# Text provided
※
I accomplish most things my the means of processes mysterious. The now wide-spread notion of defining processes into replicability is barely two hundred years old and was absolutely revolutionary then. It transformed odd lot craftsperson shops into manufacturing behemoths and focused whole societies toward production and efficiency, albeit at considerable cost to the tranquility of the lowly craftsperson. Quality became consistent if not necessarily improved, and values changed seemingly forever. We came to revere volume, scale, and clever replication, interchangeable parts and short-cuts. We came to revile the handmade as clearly inferior and the hand-maker as somewhat backward. We focused forward and turned away from tradition, for we'd become modern.
※
# Data supplied
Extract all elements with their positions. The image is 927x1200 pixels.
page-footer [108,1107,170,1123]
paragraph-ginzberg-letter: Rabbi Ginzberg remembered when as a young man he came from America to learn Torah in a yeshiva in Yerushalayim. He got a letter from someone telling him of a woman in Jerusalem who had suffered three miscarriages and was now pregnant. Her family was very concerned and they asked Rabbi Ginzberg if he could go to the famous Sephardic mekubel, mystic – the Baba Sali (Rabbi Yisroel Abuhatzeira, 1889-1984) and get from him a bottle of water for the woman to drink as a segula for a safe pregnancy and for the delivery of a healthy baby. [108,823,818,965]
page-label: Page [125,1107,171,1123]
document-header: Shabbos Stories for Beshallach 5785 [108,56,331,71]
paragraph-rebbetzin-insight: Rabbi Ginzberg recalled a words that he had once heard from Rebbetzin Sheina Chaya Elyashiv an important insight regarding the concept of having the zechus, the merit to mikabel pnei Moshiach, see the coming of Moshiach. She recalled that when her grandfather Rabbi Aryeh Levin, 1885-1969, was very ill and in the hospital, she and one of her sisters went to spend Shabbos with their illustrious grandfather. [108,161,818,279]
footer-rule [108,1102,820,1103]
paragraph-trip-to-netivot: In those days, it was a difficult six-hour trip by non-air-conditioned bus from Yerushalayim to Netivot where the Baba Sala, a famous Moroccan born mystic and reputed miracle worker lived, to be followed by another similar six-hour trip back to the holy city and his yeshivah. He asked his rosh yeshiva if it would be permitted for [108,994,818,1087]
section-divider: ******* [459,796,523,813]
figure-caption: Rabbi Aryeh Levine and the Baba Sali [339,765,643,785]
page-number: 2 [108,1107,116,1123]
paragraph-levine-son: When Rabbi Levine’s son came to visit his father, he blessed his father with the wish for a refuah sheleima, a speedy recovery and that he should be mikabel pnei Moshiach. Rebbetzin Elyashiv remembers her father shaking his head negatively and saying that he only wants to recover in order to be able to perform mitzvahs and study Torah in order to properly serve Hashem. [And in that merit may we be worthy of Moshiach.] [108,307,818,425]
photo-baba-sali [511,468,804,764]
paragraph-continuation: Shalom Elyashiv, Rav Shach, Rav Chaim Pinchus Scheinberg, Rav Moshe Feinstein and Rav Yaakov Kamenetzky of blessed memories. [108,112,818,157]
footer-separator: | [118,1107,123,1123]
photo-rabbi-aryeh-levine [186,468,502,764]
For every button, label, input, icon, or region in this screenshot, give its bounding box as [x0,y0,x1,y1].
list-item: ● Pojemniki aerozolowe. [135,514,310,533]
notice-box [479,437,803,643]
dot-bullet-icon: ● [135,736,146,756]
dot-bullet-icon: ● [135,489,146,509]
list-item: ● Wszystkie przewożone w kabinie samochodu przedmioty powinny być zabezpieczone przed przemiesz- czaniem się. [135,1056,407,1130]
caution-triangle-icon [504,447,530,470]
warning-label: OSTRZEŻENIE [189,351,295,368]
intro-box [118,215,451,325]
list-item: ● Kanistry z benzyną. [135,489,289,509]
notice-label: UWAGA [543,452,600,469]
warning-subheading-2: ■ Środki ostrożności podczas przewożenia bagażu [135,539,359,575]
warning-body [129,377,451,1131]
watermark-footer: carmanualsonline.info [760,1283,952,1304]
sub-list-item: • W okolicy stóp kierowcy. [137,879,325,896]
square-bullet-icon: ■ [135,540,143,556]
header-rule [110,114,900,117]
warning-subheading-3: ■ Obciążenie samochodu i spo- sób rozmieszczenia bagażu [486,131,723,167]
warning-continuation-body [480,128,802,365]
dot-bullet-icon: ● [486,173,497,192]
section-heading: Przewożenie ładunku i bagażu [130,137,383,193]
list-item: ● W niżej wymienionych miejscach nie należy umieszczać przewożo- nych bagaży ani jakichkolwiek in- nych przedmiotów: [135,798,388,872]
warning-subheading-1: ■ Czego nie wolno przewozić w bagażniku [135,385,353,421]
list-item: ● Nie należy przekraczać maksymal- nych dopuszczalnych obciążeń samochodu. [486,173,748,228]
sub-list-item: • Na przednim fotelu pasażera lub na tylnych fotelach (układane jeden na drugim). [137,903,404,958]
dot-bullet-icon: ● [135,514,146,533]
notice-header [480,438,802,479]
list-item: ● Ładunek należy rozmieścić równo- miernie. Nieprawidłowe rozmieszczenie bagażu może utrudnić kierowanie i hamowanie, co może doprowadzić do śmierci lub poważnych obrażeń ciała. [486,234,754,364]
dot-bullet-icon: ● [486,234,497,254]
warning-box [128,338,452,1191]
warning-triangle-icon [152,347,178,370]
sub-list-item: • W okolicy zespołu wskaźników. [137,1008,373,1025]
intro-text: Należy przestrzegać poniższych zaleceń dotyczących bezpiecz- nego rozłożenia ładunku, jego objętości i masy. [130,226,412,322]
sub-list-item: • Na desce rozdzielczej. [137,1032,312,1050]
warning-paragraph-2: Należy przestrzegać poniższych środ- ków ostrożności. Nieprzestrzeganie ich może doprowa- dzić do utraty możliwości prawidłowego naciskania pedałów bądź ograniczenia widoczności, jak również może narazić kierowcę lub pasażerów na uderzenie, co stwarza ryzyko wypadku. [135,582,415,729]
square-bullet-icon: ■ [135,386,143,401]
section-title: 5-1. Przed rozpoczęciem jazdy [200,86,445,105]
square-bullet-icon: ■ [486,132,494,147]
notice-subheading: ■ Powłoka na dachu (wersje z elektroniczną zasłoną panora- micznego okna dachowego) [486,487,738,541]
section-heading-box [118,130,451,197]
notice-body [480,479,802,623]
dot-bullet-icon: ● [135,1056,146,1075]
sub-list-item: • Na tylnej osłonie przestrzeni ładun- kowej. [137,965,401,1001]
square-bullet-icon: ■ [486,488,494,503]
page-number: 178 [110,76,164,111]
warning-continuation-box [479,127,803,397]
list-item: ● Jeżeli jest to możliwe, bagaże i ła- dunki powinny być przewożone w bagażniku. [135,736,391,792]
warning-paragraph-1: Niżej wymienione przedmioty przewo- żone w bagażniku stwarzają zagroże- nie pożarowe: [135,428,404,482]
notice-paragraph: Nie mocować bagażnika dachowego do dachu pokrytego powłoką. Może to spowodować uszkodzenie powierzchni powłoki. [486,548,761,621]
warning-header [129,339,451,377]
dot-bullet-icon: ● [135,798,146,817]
※
# What needs to be done
From the passage on processes, extract everything from "I accomplish most" down to "we'd become modern.". You can set the lines aside; the passage alone is enough.

# Your response
I accomplish most things my the means of processes mysterious. The now wide-spread notion of defining processes into replicability is barely two hundred years old and was absolutely revolutionary then. It transformed odd lot craftsperson shops into manufacturing behemoths and focused whole societies toward production and efficiency, albeit at considerable cost to the tranquility of the lowly craftsperson. Quality became consistent if not necessarily improved, and values changed seemingly forever. We came to revere volume, scale, and clever replication, interchangeable parts and short-cuts. We came to revile the handmade as clearly inferior and the hand-maker as somewhat backward. We focused forward and turned away from tradition, for we'd become modern.